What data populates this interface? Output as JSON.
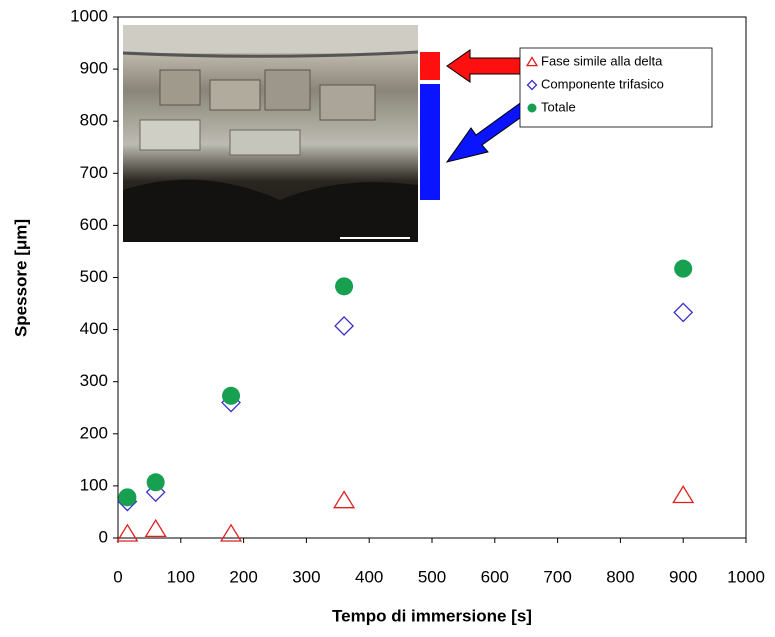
{
  "chart_data": {
    "type": "scatter",
    "x_label": "Tempo di immersione [s]",
    "y_label": "Spessore [μm]",
    "xlim": [
      0,
      1000
    ],
    "xticks": [
      0,
      100,
      200,
      300,
      400,
      500,
      600,
      700,
      800,
      900,
      1000
    ],
    "ylim": [
      0,
      1000
    ],
    "yticks": [
      0,
      100,
      200,
      300,
      400,
      500,
      600,
      700,
      800,
      900,
      1000
    ],
    "grid": false,
    "series": [
      {
        "name": "Fase simile alla delta",
        "color": "#e02020",
        "marker": "triangle",
        "x": [
          15,
          60,
          180,
          360,
          900
        ],
        "values": [
          8,
          17,
          8,
          72,
          82
        ]
      },
      {
        "name": "Componente trifasico",
        "color": "#3a2ccc",
        "marker": "diamond",
        "x": [
          15,
          60,
          180,
          360,
          900
        ],
        "values": [
          70,
          88,
          260,
          407,
          433
        ]
      },
      {
        "name": "Totale",
        "color": "#17a050",
        "marker": "circle",
        "x": [
          15,
          60,
          180,
          360,
          900
        ],
        "values": [
          78,
          107,
          273,
          483,
          517
        ]
      }
    ]
  }
}
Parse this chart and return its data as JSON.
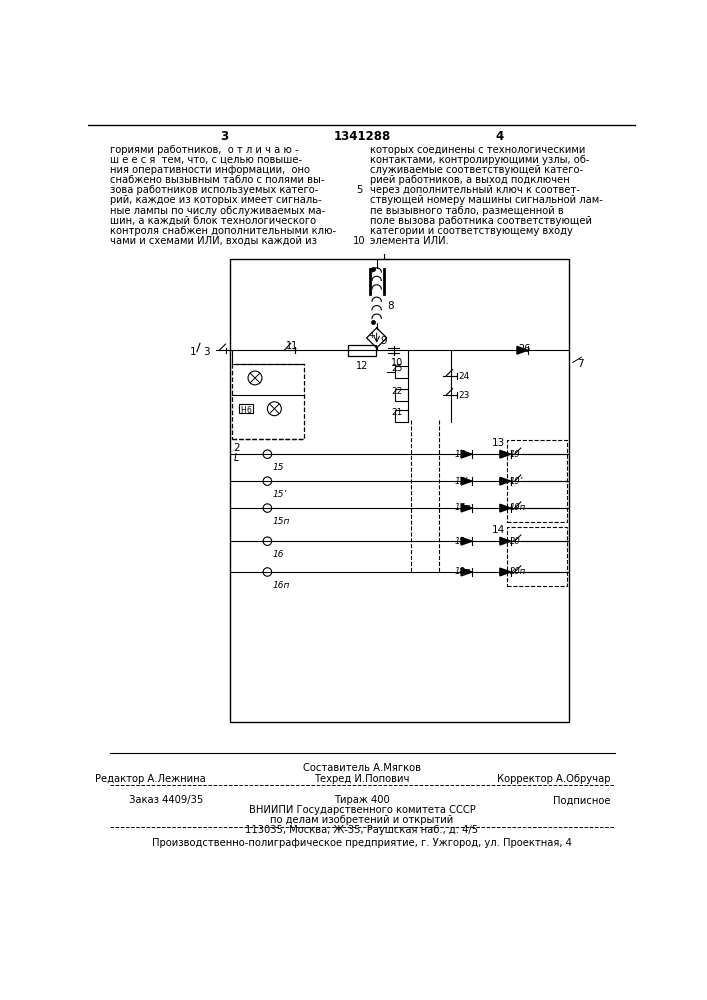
{
  "page_number_left": "3",
  "page_number_center": "1341288",
  "page_number_right": "4",
  "col_left_text": [
    "гориями работников,  о т л и ч а ю -",
    "ш е е с я  тем, что, с целью повыше-",
    "ния оперативности информации,  оно",
    "снабжено вызывным табло с полями вы-",
    "зова работников используемых катего-",
    "рий, каждое из которых имеет сигналь-",
    "ные лампы по числу обслуживаемых ма-",
    "шин, а каждый блок технологического",
    "контроля снабжен дополнительными клю-",
    "чами и схемами ИЛИ, входы каждой из"
  ],
  "col_right_text": [
    "которых соединены с технологическими",
    "контактами, контролирующими узлы, об-",
    "служиваемые соответствующей катего-",
    "рией работников, а выход подключен",
    "через дополнительный ключ к соответ-",
    "ствующей номеру машины сигнальной лам-",
    "пе вызывного табло, размещенной в",
    "поле вызова работника соответствующей",
    "категории и соответствующему входу",
    "элемента ИЛИ."
  ],
  "line_number_5": "5",
  "line_number_10": "10",
  "footer_sestavitel_label": "Составитель А.Мягков",
  "footer_editor_label": "Редактор А.Лежнина",
  "footer_tehred_label": "Техред И.Попович",
  "footer_korrektor_label": "Корректор А.Обручар",
  "footer_zakaz": "Заказ 4409/35",
  "footer_tirazh": "Тираж 400",
  "footer_podpisnoe": "Подписное",
  "footer_vniiipi": "ВНИИПИ Государственного комитета СССР",
  "footer_po_delam": "по делам изобретений и открытий",
  "footer_address": "113035, Москва, Ж-35, Раушская наб., д. 4/5",
  "footer_proizv": "Производственно-полиграфическое предприятие, г. Ужгород, ул. Проектная, 4",
  "bg_color": "#ffffff"
}
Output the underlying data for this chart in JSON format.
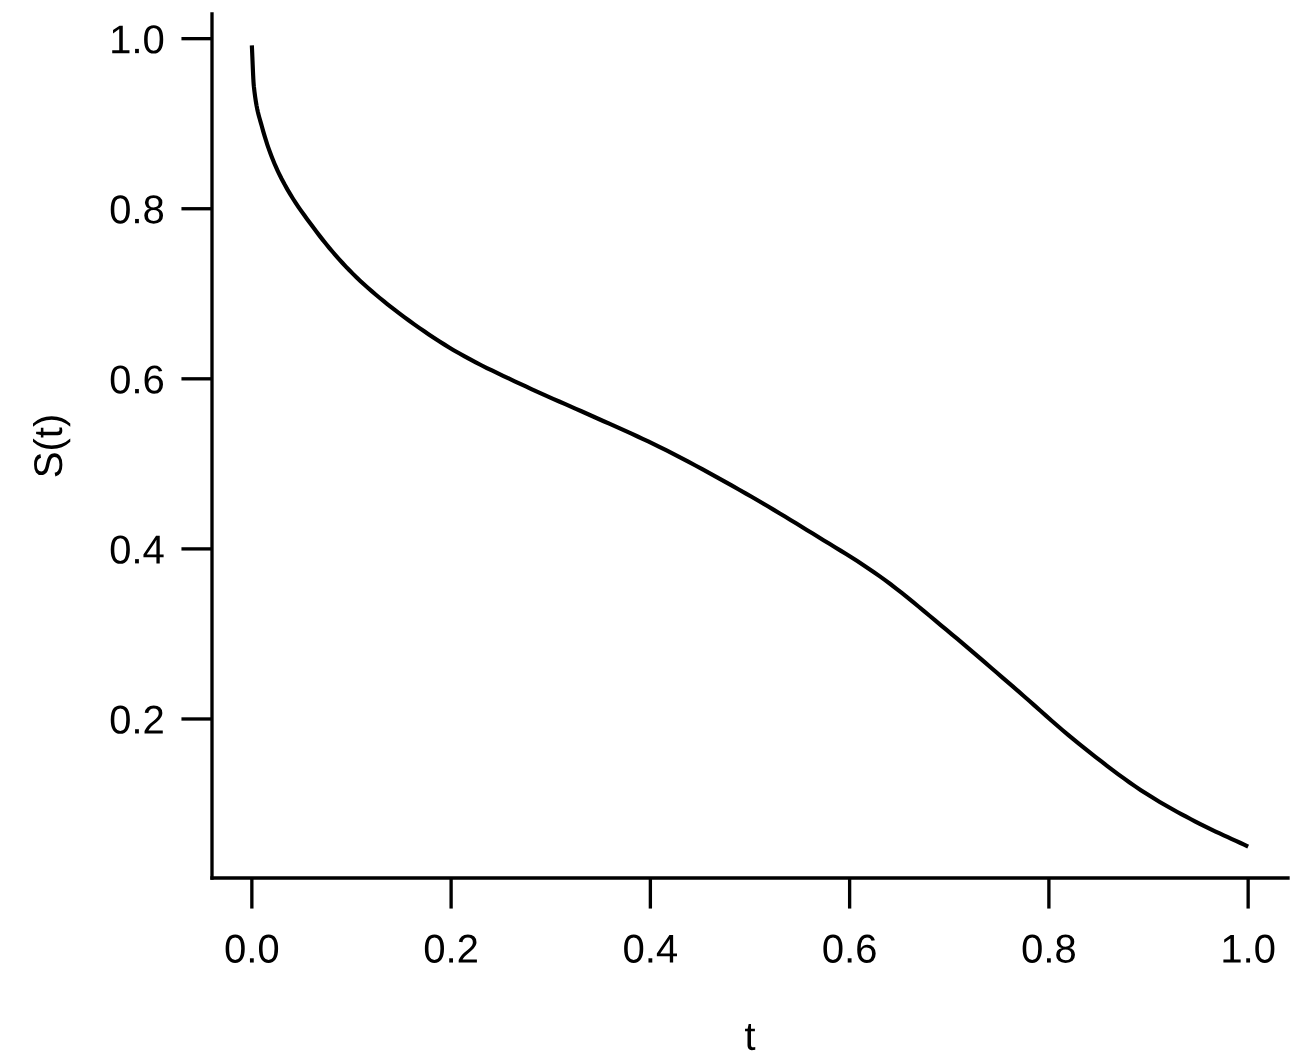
{
  "chart_data": {
    "type": "line",
    "xlabel": "t",
    "ylabel": "S(t)",
    "x": [
      0.0,
      0.002,
      0.01,
      0.027,
      0.061,
      0.101,
      0.148,
      0.208,
      0.275,
      0.342,
      0.409,
      0.496,
      0.563,
      0.63,
      0.697,
      0.764,
      0.83,
      0.898,
      0.951,
      1.0
    ],
    "series": [
      {
        "color": "#000000",
        "values": [
          0.992,
          0.944,
          0.897,
          0.842,
          0.779,
          0.724,
          0.677,
          0.63,
          0.591,
          0.556,
          0.52,
          0.465,
          0.418,
          0.368,
          0.305,
          0.238,
          0.171,
          0.112,
          0.077,
          0.05
        ]
      }
    ],
    "xlim": [
      -0.04,
      1.04
    ],
    "ylim": [
      0.013,
      1.029
    ],
    "xticks": [
      {
        "value": 0.0,
        "label": "0.0"
      },
      0.2,
      0.4,
      0.6,
      0.8,
      {
        "value": 1.0,
        "label": "1.0"
      }
    ],
    "yticks": [
      0.2,
      0.4,
      0.6,
      0.8,
      {
        "value": 1.0,
        "label": "1.0"
      }
    ],
    "grid": false,
    "line_style": "solid"
  }
}
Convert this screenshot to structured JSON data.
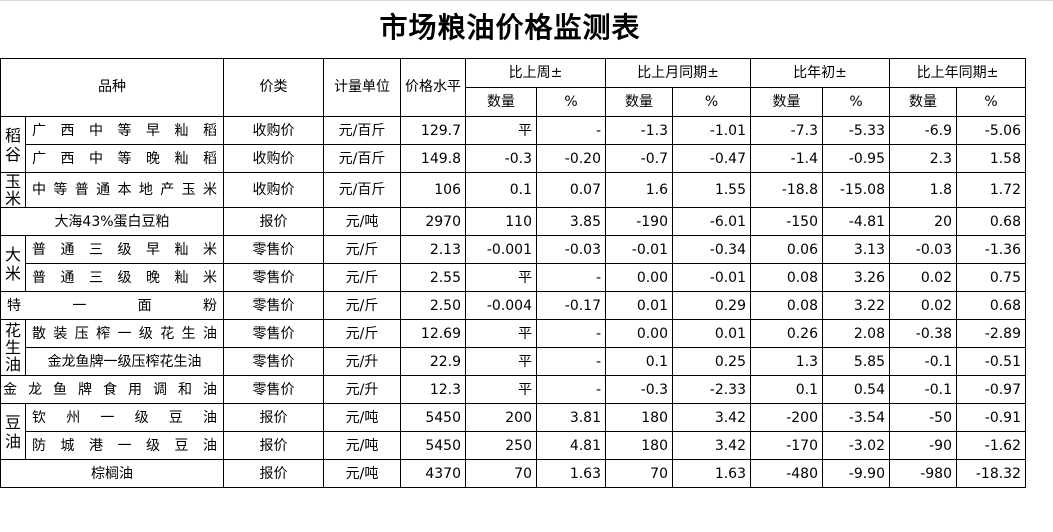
{
  "title": "市场粮油价格监测表",
  "headers": {
    "variety": "品种",
    "price_type": "价类",
    "unit": "计量单位",
    "price_level": "价格水平",
    "vs_last_week": "比上周±",
    "vs_last_month": "比上月同期±",
    "vs_year_start": "比年初±",
    "vs_last_year": "比上年同期±",
    "qty": "数量",
    "pct": "%"
  },
  "groups": {
    "rice_paddy": "稻谷",
    "corn": "玉米",
    "rice": "大米",
    "peanut_oil": "花生油",
    "soy_oil": "豆油"
  },
  "rows": [
    {
      "name": "广西中等早籼稻",
      "price_type": "收购价",
      "unit": "元/百斤",
      "price": "129.7",
      "w_q": "平",
      "w_p": "-",
      "m_q": "-1.3",
      "m_p": "-1.01",
      "y_q": "-7.3",
      "y_p": "-5.33",
      "ly_q": "-6.9",
      "ly_p": "-5.06"
    },
    {
      "name": "广西中等晚籼稻",
      "price_type": "收购价",
      "unit": "元/百斤",
      "price": "149.8",
      "w_q": "-0.3",
      "w_p": "-0.20",
      "m_q": "-0.7",
      "m_p": "-0.47",
      "y_q": "-1.4",
      "y_p": "-0.95",
      "ly_q": "2.3",
      "ly_p": "1.58"
    },
    {
      "name": "中等普通本地产玉米",
      "price_type": "收购价",
      "unit": "元/百斤",
      "price": "106",
      "w_q": "0.1",
      "w_p": "0.07",
      "m_q": "1.6",
      "m_p": "1.55",
      "y_q": "-18.8",
      "y_p": "-15.08",
      "ly_q": "1.8",
      "ly_p": "1.72"
    },
    {
      "name": "大海43%蛋白豆粕",
      "price_type": "报价",
      "unit": "元/吨",
      "price": "2970",
      "w_q": "110",
      "w_p": "3.85",
      "m_q": "-190",
      "m_p": "-6.01",
      "y_q": "-150",
      "y_p": "-4.81",
      "ly_q": "20",
      "ly_p": "0.68"
    },
    {
      "name": "普通三级早籼米",
      "price_type": "零售价",
      "unit": "元/斤",
      "price": "2.13",
      "w_q": "-0.001",
      "w_p": "-0.03",
      "m_q": "-0.01",
      "m_p": "-0.34",
      "y_q": "0.06",
      "y_p": "3.13",
      "ly_q": "-0.03",
      "ly_p": "-1.36"
    },
    {
      "name": "普通三级晚籼米",
      "price_type": "零售价",
      "unit": "元/斤",
      "price": "2.55",
      "w_q": "平",
      "w_p": "-",
      "m_q": "0.00",
      "m_p": "-0.01",
      "y_q": "0.08",
      "y_p": "3.26",
      "ly_q": "0.02",
      "ly_p": "0.75"
    },
    {
      "name": "特一面粉",
      "price_type": "零售价",
      "unit": "元/斤",
      "price": "2.50",
      "w_q": "-0.004",
      "w_p": "-0.17",
      "m_q": "0.01",
      "m_p": "0.29",
      "y_q": "0.08",
      "y_p": "3.22",
      "ly_q": "0.02",
      "ly_p": "0.68"
    },
    {
      "name": "散装压榨一级花生油",
      "price_type": "零售价",
      "unit": "元/斤",
      "price": "12.69",
      "w_q": "平",
      "w_p": "-",
      "m_q": "0.00",
      "m_p": "0.01",
      "y_q": "0.26",
      "y_p": "2.08",
      "ly_q": "-0.38",
      "ly_p": "-2.89"
    },
    {
      "name": "金龙鱼牌一级压榨花生油",
      "price_type": "零售价",
      "unit": "元/升",
      "price": "22.9",
      "w_q": "平",
      "w_p": "-",
      "m_q": "0.1",
      "m_p": "0.25",
      "y_q": "1.3",
      "y_p": "5.85",
      "ly_q": "-0.1",
      "ly_p": "-0.51"
    },
    {
      "name": "金龙鱼牌食用调和油",
      "price_type": "零售价",
      "unit": "元/升",
      "price": "12.3",
      "w_q": "平",
      "w_p": "-",
      "m_q": "-0.3",
      "m_p": "-2.33",
      "y_q": "0.1",
      "y_p": "0.54",
      "ly_q": "-0.1",
      "ly_p": "-0.97"
    },
    {
      "name": "钦州一级豆油",
      "price_type": "报价",
      "unit": "元/吨",
      "price": "5450",
      "w_q": "200",
      "w_p": "3.81",
      "m_q": "180",
      "m_p": "3.42",
      "y_q": "-200",
      "y_p": "-3.54",
      "ly_q": "-50",
      "ly_p": "-0.91"
    },
    {
      "name": "防城港一级豆油",
      "price_type": "报价",
      "unit": "元/吨",
      "price": "5450",
      "w_q": "250",
      "w_p": "4.81",
      "m_q": "180",
      "m_p": "3.42",
      "y_q": "-170",
      "y_p": "-3.02",
      "ly_q": "-90",
      "ly_p": "-1.62"
    },
    {
      "name": "棕榈油",
      "price_type": "报价",
      "unit": "元/吨",
      "price": "4370",
      "w_q": "70",
      "w_p": "1.63",
      "m_q": "70",
      "m_p": "1.63",
      "y_q": "-480",
      "y_p": "-9.90",
      "ly_q": "-980",
      "ly_p": "-18.32"
    }
  ]
}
***
● Given request
State the number of lines in the data that include the string "marker", and add nothing else.

● Exercise solution
3